### YOUR GOAL
Determine whether each statement below agrees with the passage about the Apple ad, answering yes or no and quoting the deciding words of the passage exactly. 1. The survey about the Apple ad was conducted by Samsung's advertising agency. 2. Apple publicly responded to the survey. 3. The tech media widely reported who conducted the survey.

### DOCUMENT PASSAGE

I said, you are, this is a teachable moment here, folks.
This ad that Apple is running, whether you've seen it or not, I don't care.
There is a story.
It's all over the tech media.
It's all over the advertising media.
All over the advertising community.
This ad is not liked at all by the American consumer.
Do you know who did the survey?
The advertising agency for Samsung.
Apple's chief rival.
Apple's chief rival, Ace Metrics or something is the name of the advertising.
They do all of Samsung's advertising and marketing.
They're the ones reporting that nobody likes the Apple commercial.
They're trying to get the commercial pulled because it's probably very effective.
It took me three emails to explain this guy.
I said, do you understand the correlation to American politics?
He said, look at you.
You're not skeptical at all about what you see in tech media.
You're not skeptical at all.
You see a story.
Nobody likes the Apple ad.
You don't care who ran the poll.
I'm not being critical.
And finally, I was able to get through, but even, I don't think I actually fully did.
Here you have Apple's number one rival report.
And none of the tech media is reporting that it's Samsung's agency that did the survey that shows most Americans hate the Apple ad.
Now, Apple, like everybody at top, doesn't say.
They don't respond to this stuff.
They just keep doing what they do.
And which is in their minds build the best stuff, and it speaks for itself.
Apple fans, by the way, wish they would speak out against this, but they never do.

### DATASET ENTRIES

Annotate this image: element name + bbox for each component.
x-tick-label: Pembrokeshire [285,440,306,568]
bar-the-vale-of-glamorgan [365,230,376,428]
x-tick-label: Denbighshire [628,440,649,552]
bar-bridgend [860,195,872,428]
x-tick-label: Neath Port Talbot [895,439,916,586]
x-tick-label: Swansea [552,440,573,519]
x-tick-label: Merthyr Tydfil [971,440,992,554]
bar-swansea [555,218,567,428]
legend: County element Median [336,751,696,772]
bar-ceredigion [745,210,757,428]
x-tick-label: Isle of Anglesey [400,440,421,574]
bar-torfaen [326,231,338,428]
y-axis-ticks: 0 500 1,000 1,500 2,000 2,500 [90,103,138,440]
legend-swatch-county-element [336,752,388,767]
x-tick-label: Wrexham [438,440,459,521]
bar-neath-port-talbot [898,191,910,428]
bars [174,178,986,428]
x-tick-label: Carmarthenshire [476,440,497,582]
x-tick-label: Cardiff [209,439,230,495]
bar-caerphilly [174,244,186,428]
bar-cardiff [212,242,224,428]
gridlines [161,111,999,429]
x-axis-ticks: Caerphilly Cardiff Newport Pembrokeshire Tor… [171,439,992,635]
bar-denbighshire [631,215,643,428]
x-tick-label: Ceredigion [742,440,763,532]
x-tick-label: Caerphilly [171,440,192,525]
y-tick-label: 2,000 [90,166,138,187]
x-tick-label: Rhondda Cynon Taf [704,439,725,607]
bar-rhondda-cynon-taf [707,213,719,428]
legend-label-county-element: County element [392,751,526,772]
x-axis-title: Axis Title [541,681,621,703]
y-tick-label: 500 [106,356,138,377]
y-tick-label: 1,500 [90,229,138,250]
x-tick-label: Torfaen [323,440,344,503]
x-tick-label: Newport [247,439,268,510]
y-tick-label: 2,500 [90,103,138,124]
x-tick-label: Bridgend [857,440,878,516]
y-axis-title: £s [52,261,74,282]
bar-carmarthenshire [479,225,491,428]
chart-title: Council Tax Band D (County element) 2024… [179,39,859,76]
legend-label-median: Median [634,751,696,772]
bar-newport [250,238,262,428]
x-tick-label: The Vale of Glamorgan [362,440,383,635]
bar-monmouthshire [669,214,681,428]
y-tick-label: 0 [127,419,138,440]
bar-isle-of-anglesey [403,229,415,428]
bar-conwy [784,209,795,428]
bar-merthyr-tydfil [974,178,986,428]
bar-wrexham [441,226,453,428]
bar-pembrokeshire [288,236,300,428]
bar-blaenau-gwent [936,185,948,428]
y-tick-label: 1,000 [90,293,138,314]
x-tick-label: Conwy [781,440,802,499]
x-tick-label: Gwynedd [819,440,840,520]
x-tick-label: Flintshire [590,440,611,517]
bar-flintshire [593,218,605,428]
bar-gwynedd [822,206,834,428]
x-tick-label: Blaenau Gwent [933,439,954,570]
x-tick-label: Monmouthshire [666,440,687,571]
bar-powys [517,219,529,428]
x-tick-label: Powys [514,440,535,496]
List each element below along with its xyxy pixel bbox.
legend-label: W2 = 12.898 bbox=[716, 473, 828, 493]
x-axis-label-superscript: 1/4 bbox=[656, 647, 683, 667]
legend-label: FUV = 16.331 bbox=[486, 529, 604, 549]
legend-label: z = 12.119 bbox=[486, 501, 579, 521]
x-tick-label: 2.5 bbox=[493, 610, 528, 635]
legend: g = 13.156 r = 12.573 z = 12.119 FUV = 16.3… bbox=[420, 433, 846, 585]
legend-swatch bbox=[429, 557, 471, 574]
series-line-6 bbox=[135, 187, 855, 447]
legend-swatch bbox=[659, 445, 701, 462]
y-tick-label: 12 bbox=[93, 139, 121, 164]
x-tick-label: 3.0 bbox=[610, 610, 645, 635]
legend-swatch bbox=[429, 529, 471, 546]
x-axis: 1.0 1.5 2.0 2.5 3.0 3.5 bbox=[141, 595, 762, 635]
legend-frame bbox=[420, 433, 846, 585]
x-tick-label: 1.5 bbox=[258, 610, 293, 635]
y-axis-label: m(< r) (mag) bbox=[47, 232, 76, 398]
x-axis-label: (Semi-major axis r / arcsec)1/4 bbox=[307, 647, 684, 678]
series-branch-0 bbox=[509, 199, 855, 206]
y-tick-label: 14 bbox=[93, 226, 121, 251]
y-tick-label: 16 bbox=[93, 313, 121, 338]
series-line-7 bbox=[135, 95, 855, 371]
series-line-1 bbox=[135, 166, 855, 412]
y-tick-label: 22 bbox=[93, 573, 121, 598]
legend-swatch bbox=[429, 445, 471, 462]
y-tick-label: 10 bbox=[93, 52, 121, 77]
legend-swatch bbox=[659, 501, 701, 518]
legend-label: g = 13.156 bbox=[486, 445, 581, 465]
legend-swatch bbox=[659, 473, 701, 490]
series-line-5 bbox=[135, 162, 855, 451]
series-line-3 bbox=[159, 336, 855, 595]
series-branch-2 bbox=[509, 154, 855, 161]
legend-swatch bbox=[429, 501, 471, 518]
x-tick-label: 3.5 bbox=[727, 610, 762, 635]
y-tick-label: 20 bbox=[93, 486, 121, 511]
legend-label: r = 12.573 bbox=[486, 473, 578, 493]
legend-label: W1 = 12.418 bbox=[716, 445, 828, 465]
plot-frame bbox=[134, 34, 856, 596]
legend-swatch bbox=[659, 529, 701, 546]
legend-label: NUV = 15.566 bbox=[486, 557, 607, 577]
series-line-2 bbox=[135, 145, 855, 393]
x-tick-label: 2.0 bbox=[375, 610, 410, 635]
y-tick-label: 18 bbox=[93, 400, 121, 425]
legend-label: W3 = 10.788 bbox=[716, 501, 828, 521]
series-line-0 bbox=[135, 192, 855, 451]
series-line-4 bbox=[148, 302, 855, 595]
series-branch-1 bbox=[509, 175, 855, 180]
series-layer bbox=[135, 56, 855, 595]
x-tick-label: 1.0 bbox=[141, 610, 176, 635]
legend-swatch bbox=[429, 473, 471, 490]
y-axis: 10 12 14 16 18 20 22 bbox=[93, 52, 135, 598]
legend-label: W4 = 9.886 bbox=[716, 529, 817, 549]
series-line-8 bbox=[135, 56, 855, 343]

### SOLUTION TO THIS TASK
1. Yes: "it's Samsung's agency that did the survey"
2. No: "They don't respond to this stuff."
3. No: "none of the tech media is reporting that it's Samsung's agency that did the survey"